▶ _DATASET ENTRIES_:
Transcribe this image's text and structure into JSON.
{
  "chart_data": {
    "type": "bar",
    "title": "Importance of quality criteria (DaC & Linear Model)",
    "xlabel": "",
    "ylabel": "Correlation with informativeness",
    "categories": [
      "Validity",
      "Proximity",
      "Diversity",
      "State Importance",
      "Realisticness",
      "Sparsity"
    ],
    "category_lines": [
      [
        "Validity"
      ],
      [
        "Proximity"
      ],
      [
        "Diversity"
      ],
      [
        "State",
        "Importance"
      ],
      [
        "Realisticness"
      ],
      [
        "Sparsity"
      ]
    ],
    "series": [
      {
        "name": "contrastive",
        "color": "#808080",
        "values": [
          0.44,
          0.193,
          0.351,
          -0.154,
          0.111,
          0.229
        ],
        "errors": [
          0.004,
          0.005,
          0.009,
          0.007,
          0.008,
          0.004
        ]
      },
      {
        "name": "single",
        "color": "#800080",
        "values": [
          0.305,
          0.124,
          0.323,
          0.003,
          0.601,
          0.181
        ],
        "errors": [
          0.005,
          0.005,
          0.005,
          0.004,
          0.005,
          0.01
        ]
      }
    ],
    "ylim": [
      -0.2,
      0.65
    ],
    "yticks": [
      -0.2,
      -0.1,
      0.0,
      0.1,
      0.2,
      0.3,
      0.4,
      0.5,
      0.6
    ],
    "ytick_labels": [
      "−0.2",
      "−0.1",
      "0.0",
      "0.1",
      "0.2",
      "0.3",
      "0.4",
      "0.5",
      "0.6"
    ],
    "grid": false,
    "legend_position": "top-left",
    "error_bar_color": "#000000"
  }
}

▶ _SHORT PROBLEM_: Exactly as shown, repeat every record.

▶ _THE RESULT_:
Transcribe this image's text and structure into JSON.
{
  "chart_data": {
    "type": "bar",
    "title": "Importance of quality criteria (DaC & Linear Model)",
    "xlabel": "",
    "ylabel": "Correlation with informativeness",
    "categories": [
      "Validity",
      "Proximity",
      "Diversity",
      "State Importance",
      "Realisticness",
      "Sparsity"
    ],
    "category_lines": [
      [
        "Validity"
      ],
      [
        "Proximity"
      ],
      [
        "Diversity"
      ],
      [
        "State",
        "Importance"
      ],
      [
        "Realisticness"
      ],
      [
        "Sparsity"
      ]
    ],
    "series": [
      {
        "name": "contrastive",
        "color": "#808080",
        "values": [
          0.44,
          0.193,
          0.351,
          -0.154,
          0.111,
          0.229
        ],
        "errors": [
          0.004,
          0.005,
          0.009,
          0.007,
          0.008,
          0.004
        ]
      },
      {
        "name": "single",
        "color": "#800080",
        "values": [
          0.305,
          0.124,
          0.323,
          0.003,
          0.601,
          0.181
        ],
        "errors": [
          0.005,
          0.005,
          0.005,
          0.004,
          0.005,
          0.01
        ]
      }
    ],
    "ylim": [
      -0.2,
      0.65
    ],
    "yticks": [
      -0.2,
      -0.1,
      0.0,
      0.1,
      0.2,
      0.3,
      0.4,
      0.5,
      0.6
    ],
    "ytick_labels": [
      "−0.2",
      "−0.1",
      "0.0",
      "0.1",
      "0.2",
      "0.3",
      "0.4",
      "0.5",
      "0.6"
    ],
    "grid": false,
    "legend_position": "top-left",
    "error_bar_color": "#000000"
  }
}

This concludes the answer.